Could you rewrite everything from the start of the rows down through the row containing "y-tick-label: 1,0% — [42, 149, 81, 168]", with "data-label" changed to "value-label" and nothing else altered?

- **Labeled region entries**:
☆ ☆ ☆

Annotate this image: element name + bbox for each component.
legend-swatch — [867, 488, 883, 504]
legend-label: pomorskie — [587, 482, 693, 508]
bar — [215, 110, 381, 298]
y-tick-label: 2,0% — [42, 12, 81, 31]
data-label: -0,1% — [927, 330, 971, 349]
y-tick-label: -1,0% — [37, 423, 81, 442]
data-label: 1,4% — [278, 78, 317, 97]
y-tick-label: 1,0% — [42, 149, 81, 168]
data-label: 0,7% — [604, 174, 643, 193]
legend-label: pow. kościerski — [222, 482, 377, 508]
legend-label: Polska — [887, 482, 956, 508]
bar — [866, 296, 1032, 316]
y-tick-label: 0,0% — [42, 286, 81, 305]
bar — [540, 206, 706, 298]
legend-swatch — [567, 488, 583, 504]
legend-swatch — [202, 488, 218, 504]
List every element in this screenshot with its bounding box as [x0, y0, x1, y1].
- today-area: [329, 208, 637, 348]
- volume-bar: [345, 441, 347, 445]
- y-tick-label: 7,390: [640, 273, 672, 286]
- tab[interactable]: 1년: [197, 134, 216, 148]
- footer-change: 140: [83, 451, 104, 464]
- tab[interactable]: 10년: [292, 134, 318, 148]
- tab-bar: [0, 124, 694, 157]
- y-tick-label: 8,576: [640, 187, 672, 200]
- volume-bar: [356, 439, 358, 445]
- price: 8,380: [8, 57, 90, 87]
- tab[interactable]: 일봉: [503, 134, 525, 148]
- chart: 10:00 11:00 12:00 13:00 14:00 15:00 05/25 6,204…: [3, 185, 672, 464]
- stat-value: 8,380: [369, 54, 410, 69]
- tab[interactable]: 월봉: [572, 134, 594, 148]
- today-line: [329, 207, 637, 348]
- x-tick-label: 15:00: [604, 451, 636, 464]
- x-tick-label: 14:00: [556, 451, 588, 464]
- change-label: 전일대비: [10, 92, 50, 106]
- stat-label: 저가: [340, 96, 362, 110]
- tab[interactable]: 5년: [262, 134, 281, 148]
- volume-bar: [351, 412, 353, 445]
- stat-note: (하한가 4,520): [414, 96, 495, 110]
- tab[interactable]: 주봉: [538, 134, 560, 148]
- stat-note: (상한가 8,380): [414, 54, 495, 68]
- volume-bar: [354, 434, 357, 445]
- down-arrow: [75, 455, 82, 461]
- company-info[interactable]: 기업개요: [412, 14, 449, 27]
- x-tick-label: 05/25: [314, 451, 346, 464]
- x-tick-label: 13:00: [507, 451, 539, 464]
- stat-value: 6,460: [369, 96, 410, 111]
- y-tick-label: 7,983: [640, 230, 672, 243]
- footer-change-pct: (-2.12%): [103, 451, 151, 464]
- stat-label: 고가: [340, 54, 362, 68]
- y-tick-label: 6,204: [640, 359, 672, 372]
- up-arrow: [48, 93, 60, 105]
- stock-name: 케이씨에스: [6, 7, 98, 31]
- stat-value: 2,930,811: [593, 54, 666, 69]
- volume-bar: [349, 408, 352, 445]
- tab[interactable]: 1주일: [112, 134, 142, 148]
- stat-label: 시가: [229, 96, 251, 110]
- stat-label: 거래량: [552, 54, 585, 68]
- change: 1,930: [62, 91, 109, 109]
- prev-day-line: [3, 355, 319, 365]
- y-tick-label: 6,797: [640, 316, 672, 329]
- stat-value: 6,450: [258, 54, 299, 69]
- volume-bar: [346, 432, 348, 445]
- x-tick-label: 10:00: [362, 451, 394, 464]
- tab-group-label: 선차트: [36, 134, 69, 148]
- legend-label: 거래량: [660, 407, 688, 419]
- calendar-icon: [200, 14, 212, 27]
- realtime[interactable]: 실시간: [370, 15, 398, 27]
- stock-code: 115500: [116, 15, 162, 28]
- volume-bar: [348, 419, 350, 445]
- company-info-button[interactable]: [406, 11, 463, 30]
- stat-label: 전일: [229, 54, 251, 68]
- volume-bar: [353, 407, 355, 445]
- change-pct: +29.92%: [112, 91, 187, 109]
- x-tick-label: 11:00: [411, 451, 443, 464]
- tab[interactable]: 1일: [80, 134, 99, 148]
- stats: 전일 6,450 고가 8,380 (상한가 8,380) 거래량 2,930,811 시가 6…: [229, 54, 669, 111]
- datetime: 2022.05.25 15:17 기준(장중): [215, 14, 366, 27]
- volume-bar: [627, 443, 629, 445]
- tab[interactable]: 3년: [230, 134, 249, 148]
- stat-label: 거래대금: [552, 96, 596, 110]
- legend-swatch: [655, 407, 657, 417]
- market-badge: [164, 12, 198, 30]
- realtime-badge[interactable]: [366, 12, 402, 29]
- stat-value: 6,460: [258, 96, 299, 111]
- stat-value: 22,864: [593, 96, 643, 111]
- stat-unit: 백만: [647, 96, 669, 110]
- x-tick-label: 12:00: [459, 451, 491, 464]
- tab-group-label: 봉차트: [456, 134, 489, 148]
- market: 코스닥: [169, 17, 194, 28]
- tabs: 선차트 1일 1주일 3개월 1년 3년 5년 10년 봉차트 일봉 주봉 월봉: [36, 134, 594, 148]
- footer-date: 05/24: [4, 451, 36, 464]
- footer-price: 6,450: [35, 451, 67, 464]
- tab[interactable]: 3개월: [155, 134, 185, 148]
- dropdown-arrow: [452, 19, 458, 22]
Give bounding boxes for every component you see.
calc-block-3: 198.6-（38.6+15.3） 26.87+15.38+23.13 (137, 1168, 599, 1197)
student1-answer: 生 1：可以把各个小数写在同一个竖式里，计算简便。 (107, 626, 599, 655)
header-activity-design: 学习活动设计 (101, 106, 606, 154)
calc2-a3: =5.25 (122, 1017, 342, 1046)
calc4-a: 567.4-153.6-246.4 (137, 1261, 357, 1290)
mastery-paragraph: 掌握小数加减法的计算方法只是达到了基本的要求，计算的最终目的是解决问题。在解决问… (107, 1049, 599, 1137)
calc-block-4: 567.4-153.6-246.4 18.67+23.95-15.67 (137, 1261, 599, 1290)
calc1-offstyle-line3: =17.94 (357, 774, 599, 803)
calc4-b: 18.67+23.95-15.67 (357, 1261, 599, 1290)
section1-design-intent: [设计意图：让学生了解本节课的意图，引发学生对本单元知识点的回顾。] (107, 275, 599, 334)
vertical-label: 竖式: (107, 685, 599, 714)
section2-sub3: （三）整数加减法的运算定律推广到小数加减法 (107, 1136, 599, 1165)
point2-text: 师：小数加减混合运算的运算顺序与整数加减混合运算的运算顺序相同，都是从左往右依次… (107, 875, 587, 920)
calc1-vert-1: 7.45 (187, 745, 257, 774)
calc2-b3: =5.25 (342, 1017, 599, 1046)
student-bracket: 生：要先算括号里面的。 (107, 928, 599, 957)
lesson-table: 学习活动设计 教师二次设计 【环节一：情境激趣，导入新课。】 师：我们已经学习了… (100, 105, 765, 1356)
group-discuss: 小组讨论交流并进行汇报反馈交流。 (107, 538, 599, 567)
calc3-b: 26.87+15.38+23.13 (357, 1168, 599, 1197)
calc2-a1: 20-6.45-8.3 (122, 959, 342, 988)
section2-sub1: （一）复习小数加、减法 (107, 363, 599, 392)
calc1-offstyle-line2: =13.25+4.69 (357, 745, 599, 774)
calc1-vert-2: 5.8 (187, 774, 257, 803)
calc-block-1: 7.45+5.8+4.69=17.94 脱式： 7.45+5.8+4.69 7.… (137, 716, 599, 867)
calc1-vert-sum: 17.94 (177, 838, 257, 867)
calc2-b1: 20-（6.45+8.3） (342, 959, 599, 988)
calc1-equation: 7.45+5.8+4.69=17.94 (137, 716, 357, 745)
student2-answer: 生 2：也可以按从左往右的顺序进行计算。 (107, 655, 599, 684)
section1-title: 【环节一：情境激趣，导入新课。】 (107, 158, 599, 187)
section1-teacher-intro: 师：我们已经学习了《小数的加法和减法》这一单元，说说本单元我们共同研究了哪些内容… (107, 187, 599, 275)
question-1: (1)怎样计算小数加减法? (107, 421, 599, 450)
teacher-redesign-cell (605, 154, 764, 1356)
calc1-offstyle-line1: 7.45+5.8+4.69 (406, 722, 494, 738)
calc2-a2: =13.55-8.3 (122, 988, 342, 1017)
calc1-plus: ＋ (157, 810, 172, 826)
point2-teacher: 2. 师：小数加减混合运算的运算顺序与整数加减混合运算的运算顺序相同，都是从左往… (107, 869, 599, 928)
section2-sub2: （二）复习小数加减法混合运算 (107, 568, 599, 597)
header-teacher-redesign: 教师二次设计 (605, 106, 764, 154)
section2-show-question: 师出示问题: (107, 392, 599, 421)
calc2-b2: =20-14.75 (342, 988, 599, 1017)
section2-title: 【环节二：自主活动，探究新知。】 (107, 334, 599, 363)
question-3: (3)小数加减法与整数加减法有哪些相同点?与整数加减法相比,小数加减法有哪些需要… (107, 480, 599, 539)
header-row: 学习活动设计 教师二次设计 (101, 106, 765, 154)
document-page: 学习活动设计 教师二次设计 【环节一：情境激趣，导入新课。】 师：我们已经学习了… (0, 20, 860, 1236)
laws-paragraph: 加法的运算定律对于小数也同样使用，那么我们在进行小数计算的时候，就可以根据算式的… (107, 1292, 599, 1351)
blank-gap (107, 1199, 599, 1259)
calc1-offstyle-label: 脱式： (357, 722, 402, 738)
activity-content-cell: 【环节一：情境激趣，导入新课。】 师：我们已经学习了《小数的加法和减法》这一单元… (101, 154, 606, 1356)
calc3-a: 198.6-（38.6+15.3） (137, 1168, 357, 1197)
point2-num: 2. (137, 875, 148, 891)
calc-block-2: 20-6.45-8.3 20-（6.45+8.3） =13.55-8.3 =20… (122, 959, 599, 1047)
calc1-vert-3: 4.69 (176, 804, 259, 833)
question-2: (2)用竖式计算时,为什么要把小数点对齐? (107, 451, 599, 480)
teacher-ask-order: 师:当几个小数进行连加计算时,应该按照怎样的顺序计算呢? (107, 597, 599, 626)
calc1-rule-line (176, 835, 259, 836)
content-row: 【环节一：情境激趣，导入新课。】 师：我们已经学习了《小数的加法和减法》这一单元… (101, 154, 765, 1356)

☆ ☆ ☆

- **Result**:
Annotate this image: element name + bbox for each component.
legend-swatch — [867, 488, 883, 504]
legend-label: pomorskie — [587, 482, 693, 508]
bar — [215, 110, 381, 298]
y-tick-label: 2,0% — [42, 12, 81, 31]
value-label: -0,1% — [927, 330, 971, 349]
y-tick-label: -1,0% — [37, 423, 81, 442]
value-label: 1,4% — [278, 78, 317, 97]
y-tick-label: 1,0% — [42, 149, 81, 168]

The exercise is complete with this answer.